▶ GIVEN TASK
In the material below, the lines containing the word "shop" are required; copy each of them.

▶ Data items
=-=-=-=-=

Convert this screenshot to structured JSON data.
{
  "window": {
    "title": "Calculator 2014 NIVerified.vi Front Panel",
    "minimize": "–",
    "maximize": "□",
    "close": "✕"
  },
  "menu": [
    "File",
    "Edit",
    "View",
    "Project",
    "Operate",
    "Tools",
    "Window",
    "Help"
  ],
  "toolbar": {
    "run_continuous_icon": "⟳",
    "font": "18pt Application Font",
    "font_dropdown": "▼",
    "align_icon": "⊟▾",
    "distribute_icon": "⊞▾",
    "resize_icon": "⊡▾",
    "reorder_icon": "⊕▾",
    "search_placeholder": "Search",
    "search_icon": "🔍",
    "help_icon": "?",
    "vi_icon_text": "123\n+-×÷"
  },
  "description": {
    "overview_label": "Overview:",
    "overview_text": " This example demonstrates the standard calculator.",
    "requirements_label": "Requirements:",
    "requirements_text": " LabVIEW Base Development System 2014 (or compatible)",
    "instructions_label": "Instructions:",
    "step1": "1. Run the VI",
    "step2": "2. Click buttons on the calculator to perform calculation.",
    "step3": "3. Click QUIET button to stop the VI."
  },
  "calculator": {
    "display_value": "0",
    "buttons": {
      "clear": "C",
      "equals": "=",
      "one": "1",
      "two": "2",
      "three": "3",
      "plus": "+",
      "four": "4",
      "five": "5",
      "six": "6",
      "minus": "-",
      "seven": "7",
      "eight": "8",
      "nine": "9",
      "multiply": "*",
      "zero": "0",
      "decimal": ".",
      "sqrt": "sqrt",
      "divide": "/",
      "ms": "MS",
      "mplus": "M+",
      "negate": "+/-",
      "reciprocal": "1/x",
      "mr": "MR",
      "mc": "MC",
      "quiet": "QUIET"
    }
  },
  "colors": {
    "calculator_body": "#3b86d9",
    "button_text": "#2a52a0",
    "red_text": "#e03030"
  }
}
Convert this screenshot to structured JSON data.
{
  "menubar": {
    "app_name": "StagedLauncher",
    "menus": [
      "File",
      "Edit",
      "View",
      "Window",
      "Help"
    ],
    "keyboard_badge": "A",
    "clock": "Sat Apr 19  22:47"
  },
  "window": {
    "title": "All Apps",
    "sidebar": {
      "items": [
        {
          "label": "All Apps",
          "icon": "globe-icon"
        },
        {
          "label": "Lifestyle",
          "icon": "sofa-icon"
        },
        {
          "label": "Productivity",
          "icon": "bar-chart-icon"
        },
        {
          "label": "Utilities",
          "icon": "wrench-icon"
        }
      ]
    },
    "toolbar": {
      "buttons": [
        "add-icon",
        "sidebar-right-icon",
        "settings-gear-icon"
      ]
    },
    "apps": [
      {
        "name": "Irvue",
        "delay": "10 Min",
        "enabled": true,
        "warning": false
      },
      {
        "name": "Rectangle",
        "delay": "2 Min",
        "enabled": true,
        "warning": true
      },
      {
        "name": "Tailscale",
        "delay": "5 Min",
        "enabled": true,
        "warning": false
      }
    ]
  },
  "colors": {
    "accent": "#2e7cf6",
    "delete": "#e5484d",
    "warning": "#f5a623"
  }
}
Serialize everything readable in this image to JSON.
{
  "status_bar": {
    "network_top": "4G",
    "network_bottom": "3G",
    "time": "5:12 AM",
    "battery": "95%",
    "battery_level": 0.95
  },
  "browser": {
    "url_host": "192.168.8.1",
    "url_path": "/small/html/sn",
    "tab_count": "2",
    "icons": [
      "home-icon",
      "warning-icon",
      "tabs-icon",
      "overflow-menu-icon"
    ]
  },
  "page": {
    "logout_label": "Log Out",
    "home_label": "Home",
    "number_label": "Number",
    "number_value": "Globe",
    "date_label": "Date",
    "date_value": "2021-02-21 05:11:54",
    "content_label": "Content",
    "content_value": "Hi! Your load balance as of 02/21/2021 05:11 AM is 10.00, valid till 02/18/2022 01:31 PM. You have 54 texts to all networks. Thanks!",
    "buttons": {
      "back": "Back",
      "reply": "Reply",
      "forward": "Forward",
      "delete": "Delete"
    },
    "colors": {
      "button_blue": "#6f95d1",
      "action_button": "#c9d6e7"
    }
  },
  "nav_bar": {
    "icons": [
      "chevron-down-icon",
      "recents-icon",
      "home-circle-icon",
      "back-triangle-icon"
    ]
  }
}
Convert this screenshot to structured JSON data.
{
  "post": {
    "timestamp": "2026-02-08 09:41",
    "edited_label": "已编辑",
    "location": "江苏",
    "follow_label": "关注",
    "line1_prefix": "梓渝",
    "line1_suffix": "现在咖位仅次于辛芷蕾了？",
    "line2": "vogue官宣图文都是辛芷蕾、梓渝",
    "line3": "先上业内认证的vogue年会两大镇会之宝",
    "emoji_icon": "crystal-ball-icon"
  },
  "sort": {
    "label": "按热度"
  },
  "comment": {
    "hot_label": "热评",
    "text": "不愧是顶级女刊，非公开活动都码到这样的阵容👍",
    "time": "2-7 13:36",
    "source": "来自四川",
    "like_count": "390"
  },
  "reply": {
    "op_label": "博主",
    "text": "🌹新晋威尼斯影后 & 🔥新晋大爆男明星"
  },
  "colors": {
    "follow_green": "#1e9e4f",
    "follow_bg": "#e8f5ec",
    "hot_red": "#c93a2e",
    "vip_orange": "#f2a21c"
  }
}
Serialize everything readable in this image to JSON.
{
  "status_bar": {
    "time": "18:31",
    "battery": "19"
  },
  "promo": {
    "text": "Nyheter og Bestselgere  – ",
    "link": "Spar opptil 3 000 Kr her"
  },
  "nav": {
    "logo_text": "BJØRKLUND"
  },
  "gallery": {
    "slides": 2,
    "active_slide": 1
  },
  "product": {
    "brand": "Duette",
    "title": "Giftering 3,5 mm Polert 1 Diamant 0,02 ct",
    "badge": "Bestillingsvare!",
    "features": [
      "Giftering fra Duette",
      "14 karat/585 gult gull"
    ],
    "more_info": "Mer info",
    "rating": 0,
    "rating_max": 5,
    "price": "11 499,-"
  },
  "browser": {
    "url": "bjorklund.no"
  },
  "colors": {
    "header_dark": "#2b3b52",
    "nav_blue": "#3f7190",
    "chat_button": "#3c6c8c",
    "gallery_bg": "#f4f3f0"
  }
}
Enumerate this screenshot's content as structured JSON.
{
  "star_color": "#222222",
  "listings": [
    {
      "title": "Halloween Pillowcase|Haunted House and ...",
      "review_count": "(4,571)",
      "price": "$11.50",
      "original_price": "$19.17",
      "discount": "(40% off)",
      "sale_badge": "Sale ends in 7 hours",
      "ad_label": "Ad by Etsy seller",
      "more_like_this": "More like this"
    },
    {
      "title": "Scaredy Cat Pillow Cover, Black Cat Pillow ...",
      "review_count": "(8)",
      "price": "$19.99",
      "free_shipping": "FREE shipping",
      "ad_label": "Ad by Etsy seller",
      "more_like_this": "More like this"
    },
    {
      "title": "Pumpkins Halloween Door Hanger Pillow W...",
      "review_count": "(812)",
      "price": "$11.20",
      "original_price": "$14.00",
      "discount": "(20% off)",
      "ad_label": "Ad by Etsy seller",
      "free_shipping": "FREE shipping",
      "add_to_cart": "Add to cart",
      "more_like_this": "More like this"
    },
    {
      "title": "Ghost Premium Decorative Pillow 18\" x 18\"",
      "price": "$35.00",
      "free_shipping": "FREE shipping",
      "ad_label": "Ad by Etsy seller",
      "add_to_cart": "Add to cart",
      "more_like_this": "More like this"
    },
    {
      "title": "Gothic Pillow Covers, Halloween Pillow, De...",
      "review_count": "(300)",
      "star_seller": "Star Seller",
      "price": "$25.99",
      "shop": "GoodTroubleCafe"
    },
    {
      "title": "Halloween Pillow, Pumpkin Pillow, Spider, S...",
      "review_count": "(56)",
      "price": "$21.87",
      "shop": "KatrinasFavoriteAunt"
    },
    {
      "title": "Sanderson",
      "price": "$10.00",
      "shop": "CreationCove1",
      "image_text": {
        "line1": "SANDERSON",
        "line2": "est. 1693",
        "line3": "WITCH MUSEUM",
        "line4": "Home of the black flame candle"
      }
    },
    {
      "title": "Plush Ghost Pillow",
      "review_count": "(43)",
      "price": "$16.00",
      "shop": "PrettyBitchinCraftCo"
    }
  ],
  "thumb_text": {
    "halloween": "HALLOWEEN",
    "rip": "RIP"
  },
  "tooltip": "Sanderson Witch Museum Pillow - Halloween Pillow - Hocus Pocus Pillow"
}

=-=-=-=-=

▶ WRITTEN RESPONSE
      "shop": "GoodTroubleCafe"
      "shop": "KatrinasFavoriteAunt"
      "shop": "CreationCove1",
      "shop": "PrettyBitchinCraftCo"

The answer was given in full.